### Challenge
Could you update the lines starting with the line with "Patent image size: (854, 658)." and going on through the line with "The beam 29 is at (125, 173)." so that "impregnation" becomes "saturation", with all else unchanged, and give back only those lines?

Excerpt from a dataset:
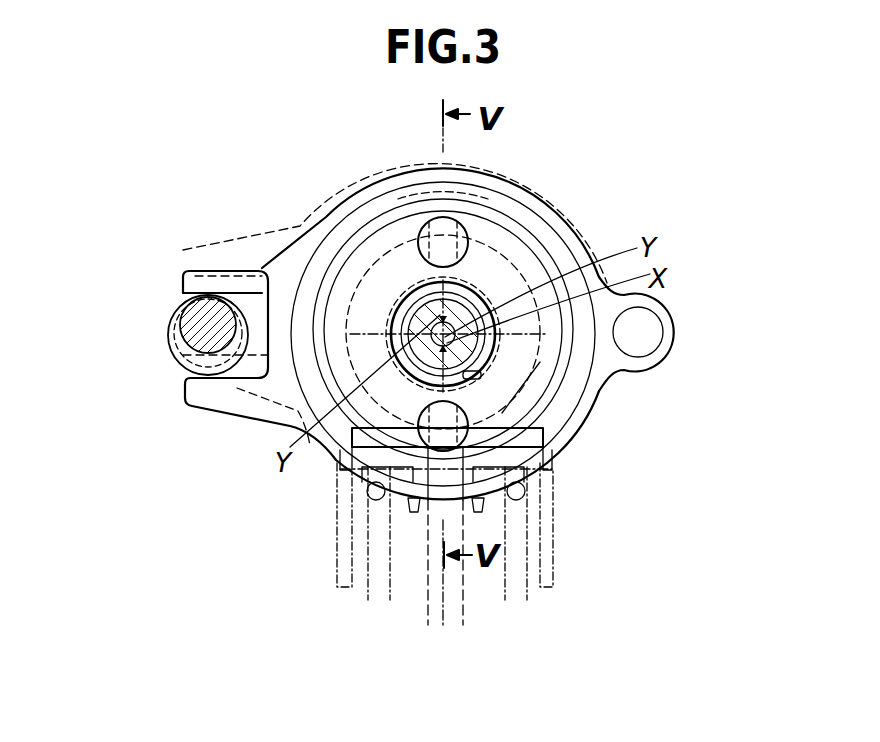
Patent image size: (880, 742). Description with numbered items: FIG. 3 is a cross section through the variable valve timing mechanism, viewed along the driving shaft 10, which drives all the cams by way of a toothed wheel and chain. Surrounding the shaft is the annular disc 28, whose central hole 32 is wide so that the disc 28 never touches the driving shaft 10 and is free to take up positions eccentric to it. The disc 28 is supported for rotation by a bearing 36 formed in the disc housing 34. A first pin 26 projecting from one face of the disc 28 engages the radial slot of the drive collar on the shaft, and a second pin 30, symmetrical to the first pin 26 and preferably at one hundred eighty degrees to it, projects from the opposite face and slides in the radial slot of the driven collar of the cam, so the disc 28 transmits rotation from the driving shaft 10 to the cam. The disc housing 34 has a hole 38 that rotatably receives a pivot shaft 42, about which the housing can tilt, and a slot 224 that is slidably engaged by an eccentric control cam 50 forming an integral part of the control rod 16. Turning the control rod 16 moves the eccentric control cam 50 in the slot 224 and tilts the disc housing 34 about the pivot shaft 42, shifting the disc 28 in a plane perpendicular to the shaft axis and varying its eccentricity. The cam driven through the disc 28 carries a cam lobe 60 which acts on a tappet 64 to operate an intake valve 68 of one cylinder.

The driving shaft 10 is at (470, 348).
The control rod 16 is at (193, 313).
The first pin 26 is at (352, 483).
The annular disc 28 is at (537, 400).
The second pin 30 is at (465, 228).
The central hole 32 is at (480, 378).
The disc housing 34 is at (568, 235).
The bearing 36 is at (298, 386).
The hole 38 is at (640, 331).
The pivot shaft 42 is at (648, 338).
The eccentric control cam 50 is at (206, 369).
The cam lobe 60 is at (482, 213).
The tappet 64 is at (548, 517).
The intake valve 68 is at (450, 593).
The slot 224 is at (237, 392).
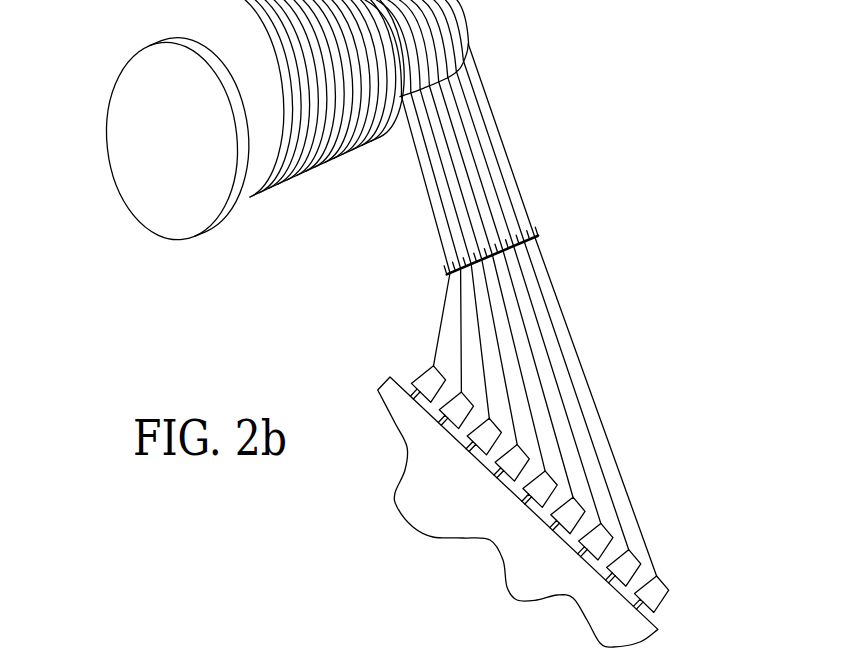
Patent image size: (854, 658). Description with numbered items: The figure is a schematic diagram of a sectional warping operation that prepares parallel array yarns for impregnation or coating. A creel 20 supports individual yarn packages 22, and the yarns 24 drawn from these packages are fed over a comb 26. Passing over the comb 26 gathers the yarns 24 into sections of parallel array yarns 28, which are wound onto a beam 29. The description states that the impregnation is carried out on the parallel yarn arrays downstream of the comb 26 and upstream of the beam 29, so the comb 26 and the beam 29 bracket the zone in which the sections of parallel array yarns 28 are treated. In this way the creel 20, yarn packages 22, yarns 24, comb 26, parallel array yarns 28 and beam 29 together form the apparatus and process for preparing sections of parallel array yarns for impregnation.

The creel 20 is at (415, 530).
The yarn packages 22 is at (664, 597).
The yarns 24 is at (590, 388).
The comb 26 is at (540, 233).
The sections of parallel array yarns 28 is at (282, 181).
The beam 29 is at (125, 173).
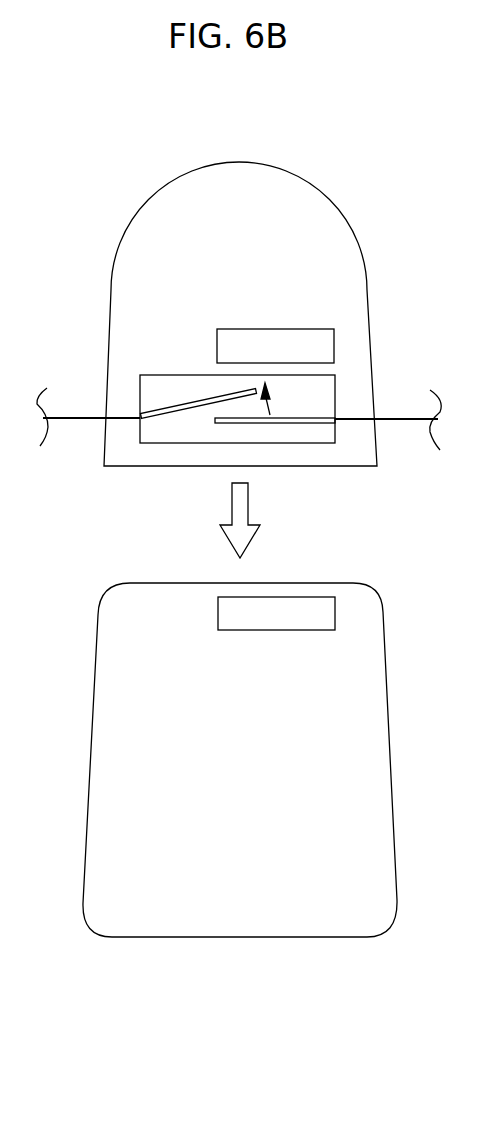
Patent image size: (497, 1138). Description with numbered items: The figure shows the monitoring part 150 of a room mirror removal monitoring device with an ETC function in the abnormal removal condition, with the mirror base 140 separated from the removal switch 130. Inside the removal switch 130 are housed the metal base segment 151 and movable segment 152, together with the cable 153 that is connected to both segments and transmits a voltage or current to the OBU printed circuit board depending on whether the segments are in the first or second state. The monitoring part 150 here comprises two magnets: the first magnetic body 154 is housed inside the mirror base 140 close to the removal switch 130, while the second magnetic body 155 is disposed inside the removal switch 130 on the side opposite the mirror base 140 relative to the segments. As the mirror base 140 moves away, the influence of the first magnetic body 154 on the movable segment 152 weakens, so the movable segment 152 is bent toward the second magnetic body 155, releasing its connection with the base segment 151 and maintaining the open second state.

### Written solution
Patent image size: (854, 658). Description with numbered items: The figure is a schematic diagram of a sectional warping operation that prepares parallel array yarns for saturation or coating. A creel 20 supports individual yarn packages 22, and the yarns 24 drawn from these packages are fed over a comb 26. Passing over the comb 26 gathers the yarns 24 into sections of parallel array yarns 28, which are wound onto a beam 29. The description states that the saturation is carried out on the parallel yarn arrays downstream of the comb 26 and upstream of the beam 29, so the comb 26 and the beam 29 bracket the zone in which the sections of parallel array yarns 28 are treated. In this way the creel 20, yarn packages 22, yarns 24, comb 26, parallel array yarns 28 and beam 29 together form the apparatus and process for preparing sections of parallel array yarns for saturation.

The creel 20 is at (415, 530).
The yarn packages 22 is at (664, 597).
The yarns 24 is at (590, 388).
The comb 26 is at (540, 233).
The sections of parallel array yarns 28 is at (282, 181).
The beam 29 is at (125, 173).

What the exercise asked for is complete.